--- Start of Dataset rows ---

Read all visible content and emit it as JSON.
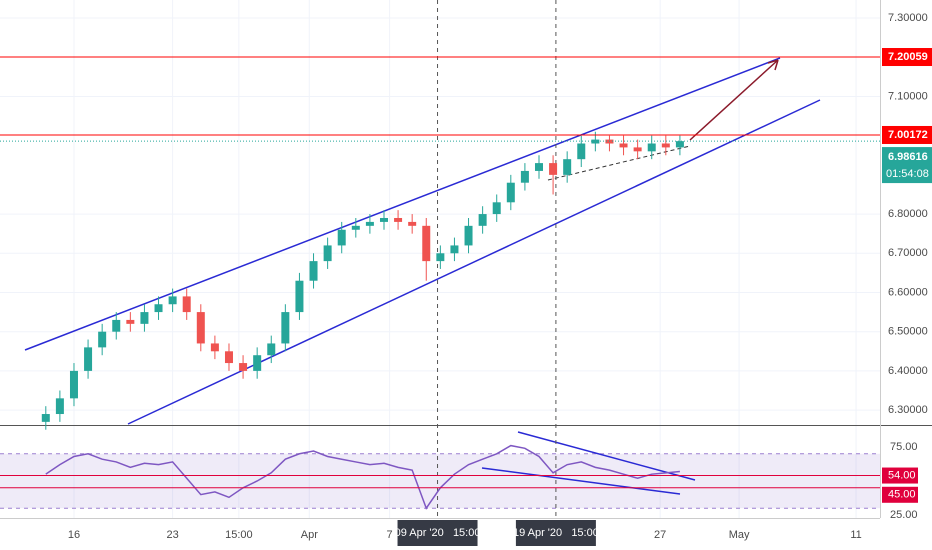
{
  "chart_data": {
    "type": "candlestick",
    "x": [
      -2,
      -1,
      0,
      1,
      2,
      3,
      4,
      5,
      6,
      7,
      8,
      9,
      10,
      11,
      12,
      13,
      14,
      15,
      16,
      17,
      18,
      19,
      20,
      21,
      22,
      23,
      24,
      25,
      26,
      27,
      28,
      29,
      30,
      31,
      32,
      33,
      34,
      35,
      36,
      37,
      38,
      39,
      40,
      41,
      42,
      43
    ],
    "open": [
      6.27,
      6.29,
      6.33,
      6.4,
      6.46,
      6.5,
      6.53,
      6.52,
      6.55,
      6.57,
      6.59,
      6.55,
      6.47,
      6.45,
      6.42,
      6.4,
      6.44,
      6.47,
      6.55,
      6.63,
      6.68,
      6.72,
      6.76,
      6.77,
      6.78,
      6.79,
      6.78,
      6.77,
      6.68,
      6.7,
      6.72,
      6.77,
      6.8,
      6.83,
      6.88,
      6.91,
      6.93,
      6.9,
      6.94,
      6.98,
      6.99,
      6.98,
      6.97,
      6.96,
      6.98,
      6.97
    ],
    "high": [
      6.31,
      6.35,
      6.42,
      6.48,
      6.52,
      6.55,
      6.55,
      6.57,
      6.59,
      6.61,
      6.61,
      6.57,
      6.49,
      6.47,
      6.44,
      6.46,
      6.49,
      6.57,
      6.65,
      6.7,
      6.74,
      6.78,
      6.79,
      6.8,
      6.81,
      6.81,
      6.8,
      6.79,
      6.72,
      6.74,
      6.79,
      6.82,
      6.85,
      6.9,
      6.93,
      6.95,
      6.95,
      6.96,
      7.0,
      7.01,
      7.0,
      7.0,
      6.99,
      7.0,
      7.0,
      7.0
    ],
    "low": [
      6.25,
      6.27,
      6.31,
      6.38,
      6.44,
      6.48,
      6.5,
      6.5,
      6.53,
      6.55,
      6.53,
      6.45,
      6.43,
      6.4,
      6.38,
      6.38,
      6.42,
      6.45,
      6.53,
      6.61,
      6.66,
      6.7,
      6.74,
      6.75,
      6.76,
      6.76,
      6.75,
      6.63,
      6.66,
      6.68,
      6.7,
      6.75,
      6.78,
      6.81,
      6.86,
      6.89,
      6.85,
      6.88,
      6.92,
      6.96,
      6.96,
      6.95,
      6.94,
      6.94,
      6.95,
      6.95
    ],
    "close": [
      6.29,
      6.33,
      6.4,
      6.46,
      6.5,
      6.53,
      6.52,
      6.55,
      6.57,
      6.59,
      6.55,
      6.47,
      6.45,
      6.42,
      6.4,
      6.44,
      6.47,
      6.55,
      6.63,
      6.68,
      6.72,
      6.76,
      6.77,
      6.78,
      6.79,
      6.78,
      6.77,
      6.68,
      6.7,
      6.72,
      6.77,
      6.8,
      6.83,
      6.88,
      6.91,
      6.93,
      6.9,
      6.94,
      6.98,
      6.99,
      6.98,
      6.97,
      6.96,
      6.98,
      6.97,
      6.986
    ],
    "up_color": "#26a69a",
    "down_color": "#ef5350",
    "xlim": [
      -5.25,
      57.2
    ],
    "xticks": [
      {
        "value": 0,
        "label": "16"
      },
      {
        "value": 7,
        "label": "23"
      },
      {
        "value": 11.7,
        "label": "15:00"
      },
      {
        "value": 16.7,
        "label": "Apr"
      },
      {
        "value": 22.4,
        "label": "7"
      },
      {
        "value": 25.8,
        "label": "09 Apr '20   15:00",
        "highlight": true
      },
      {
        "value": 34.2,
        "label": "19 Apr '20   15:00",
        "highlight": true
      },
      {
        "value": 41.6,
        "label": "27"
      },
      {
        "value": 47.2,
        "label": "May"
      },
      {
        "value": 55.5,
        "label": "11"
      }
    ],
    "ylim": [
      6.262,
      7.346
    ],
    "yticks": [
      {
        "value": 6.3,
        "label": "6.30000"
      },
      {
        "value": 6.4,
        "label": "6.40000"
      },
      {
        "value": 6.5,
        "label": "6.50000"
      },
      {
        "value": 6.6,
        "label": "6.60000"
      },
      {
        "value": 6.7,
        "label": "6.70000"
      },
      {
        "value": 6.8,
        "label": "6.80000"
      },
      {
        "value": 7.1,
        "label": "7.10000"
      },
      {
        "value": 7.3,
        "label": "7.30000"
      }
    ],
    "levels": [
      {
        "value": 7.20059,
        "label": "7.20059",
        "color": "#ff0000"
      },
      {
        "value": 7.00172,
        "label": "7.00172",
        "color": "#ff0000"
      }
    ],
    "last_price": {
      "value": 6.98616,
      "label": "6.98616",
      "countdown": "01:54:08",
      "color": "#26a69a"
    },
    "rsi": {
      "values": [
        55,
        62,
        68,
        70,
        66,
        64,
        60,
        63,
        62,
        64,
        52,
        40,
        42,
        38,
        45,
        50,
        56,
        66,
        70,
        72,
        68,
        66,
        64,
        62,
        63,
        60,
        58,
        30,
        45,
        55,
        62,
        66,
        70,
        76,
        74,
        68,
        56,
        62,
        64,
        60,
        58,
        55,
        52,
        55,
        56,
        57
      ],
      "color": "#7e57c2",
      "ylim": [
        22.8,
        90.4
      ],
      "band": [
        30,
        70
      ],
      "yticks": [
        {
          "value": 75,
          "label": "75.00"
        },
        {
          "value": 25,
          "label": "25.00"
        }
      ],
      "levels": [
        {
          "value": 54,
          "label": "54.00",
          "color": "#e0003c"
        },
        {
          "value": 45,
          "label": "45.00",
          "color": "#e0003c"
        }
      ]
    }
  }
}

--- End of Dataset rows ---

> **Short task**:
Return all of the data exactly as written, and drop the pictures.

> **Output**:
Read all visible content and emit it as JSON.
{
  "chart_data": {
    "type": "candlestick",
    "x": [
      -2,
      -1,
      0,
      1,
      2,
      3,
      4,
      5,
      6,
      7,
      8,
      9,
      10,
      11,
      12,
      13,
      14,
      15,
      16,
      17,
      18,
      19,
      20,
      21,
      22,
      23,
      24,
      25,
      26,
      27,
      28,
      29,
      30,
      31,
      32,
      33,
      34,
      35,
      36,
      37,
      38,
      39,
      40,
      41,
      42,
      43
    ],
    "open": [
      6.27,
      6.29,
      6.33,
      6.4,
      6.46,
      6.5,
      6.53,
      6.52,
      6.55,
      6.57,
      6.59,
      6.55,
      6.47,
      6.45,
      6.42,
      6.4,
      6.44,
      6.47,
      6.55,
      6.63,
      6.68,
      6.72,
      6.76,
      6.77,
      6.78,
      6.79,
      6.78,
      6.77,
      6.68,
      6.7,
      6.72,
      6.77,
      6.8,
      6.83,
      6.88,
      6.91,
      6.93,
      6.9,
      6.94,
      6.98,
      6.99,
      6.98,
      6.97,
      6.96,
      6.98,
      6.97
    ],
    "high": [
      6.31,
      6.35,
      6.42,
      6.48,
      6.52,
      6.55,
      6.55,
      6.57,
      6.59,
      6.61,
      6.61,
      6.57,
      6.49,
      6.47,
      6.44,
      6.46,
      6.49,
      6.57,
      6.65,
      6.7,
      6.74,
      6.78,
      6.79,
      6.8,
      6.81,
      6.81,
      6.8,
      6.79,
      6.72,
      6.74,
      6.79,
      6.82,
      6.85,
      6.9,
      6.93,
      6.95,
      6.95,
      6.96,
      7.0,
      7.01,
      7.0,
      7.0,
      6.99,
      7.0,
      7.0,
      7.0
    ],
    "low": [
      6.25,
      6.27,
      6.31,
      6.38,
      6.44,
      6.48,
      6.5,
      6.5,
      6.53,
      6.55,
      6.53,
      6.45,
      6.43,
      6.4,
      6.38,
      6.38,
      6.42,
      6.45,
      6.53,
      6.61,
      6.66,
      6.7,
      6.74,
      6.75,
      6.76,
      6.76,
      6.75,
      6.63,
      6.66,
      6.68,
      6.7,
      6.75,
      6.78,
      6.81,
      6.86,
      6.89,
      6.85,
      6.88,
      6.92,
      6.96,
      6.96,
      6.95,
      6.94,
      6.94,
      6.95,
      6.95
    ],
    "close": [
      6.29,
      6.33,
      6.4,
      6.46,
      6.5,
      6.53,
      6.52,
      6.55,
      6.57,
      6.59,
      6.55,
      6.47,
      6.45,
      6.42,
      6.4,
      6.44,
      6.47,
      6.55,
      6.63,
      6.68,
      6.72,
      6.76,
      6.77,
      6.78,
      6.79,
      6.78,
      6.77,
      6.68,
      6.7,
      6.72,
      6.77,
      6.8,
      6.83,
      6.88,
      6.91,
      6.93,
      6.9,
      6.94,
      6.98,
      6.99,
      6.98,
      6.97,
      6.96,
      6.98,
      6.97,
      6.986
    ],
    "up_color": "#26a69a",
    "down_color": "#ef5350",
    "xlim": [
      -5.25,
      57.2
    ],
    "xticks": [
      {
        "value": 0,
        "label": "16"
      },
      {
        "value": 7,
        "label": "23"
      },
      {
        "value": 11.7,
        "label": "15:00"
      },
      {
        "value": 16.7,
        "label": "Apr"
      },
      {
        "value": 22.4,
        "label": "7"
      },
      {
        "value": 25.8,
        "label": "09 Apr '20   15:00",
        "highlight": true
      },
      {
        "value": 34.2,
        "label": "19 Apr '20   15:00",
        "highlight": true
      },
      {
        "value": 41.6,
        "label": "27"
      },
      {
        "value": 47.2,
        "label": "May"
      },
      {
        "value": 55.5,
        "label": "11"
      }
    ],
    "ylim": [
      6.262,
      7.346
    ],
    "yticks": [
      {
        "value": 6.3,
        "label": "6.30000"
      },
      {
        "value": 6.4,
        "label": "6.40000"
      },
      {
        "value": 6.5,
        "label": "6.50000"
      },
      {
        "value": 6.6,
        "label": "6.60000"
      },
      {
        "value": 6.7,
        "label": "6.70000"
      },
      {
        "value": 6.8,
        "label": "6.80000"
      },
      {
        "value": 7.1,
        "label": "7.10000"
      },
      {
        "value": 7.3,
        "label": "7.30000"
      }
    ],
    "levels": [
      {
        "value": 7.20059,
        "label": "7.20059",
        "color": "#ff0000"
      },
      {
        "value": 7.00172,
        "label": "7.00172",
        "color": "#ff0000"
      }
    ],
    "last_price": {
      "value": 6.98616,
      "label": "6.98616",
      "countdown": "01:54:08",
      "color": "#26a69a"
    },
    "rsi": {
      "values": [
        55,
        62,
        68,
        70,
        66,
        64,
        60,
        63,
        62,
        64,
        52,
        40,
        42,
        38,
        45,
        50,
        56,
        66,
        70,
        72,
        68,
        66,
        64,
        62,
        63,
        60,
        58,
        30,
        45,
        55,
        62,
        66,
        70,
        76,
        74,
        68,
        56,
        62,
        64,
        60,
        58,
        55,
        52,
        55,
        56,
        57
      ],
      "color": "#7e57c2",
      "ylim": [
        22.8,
        90.4
      ],
      "band": [
        30,
        70
      ],
      "yticks": [
        {
          "value": 75,
          "label": "75.00"
        },
        {
          "value": 25,
          "label": "25.00"
        }
      ],
      "levels": [
        {
          "value": 54,
          "label": "54.00",
          "color": "#e0003c"
        },
        {
          "value": 45,
          "label": "45.00",
          "color": "#e0003c"
        }
      ]
    }
  }
}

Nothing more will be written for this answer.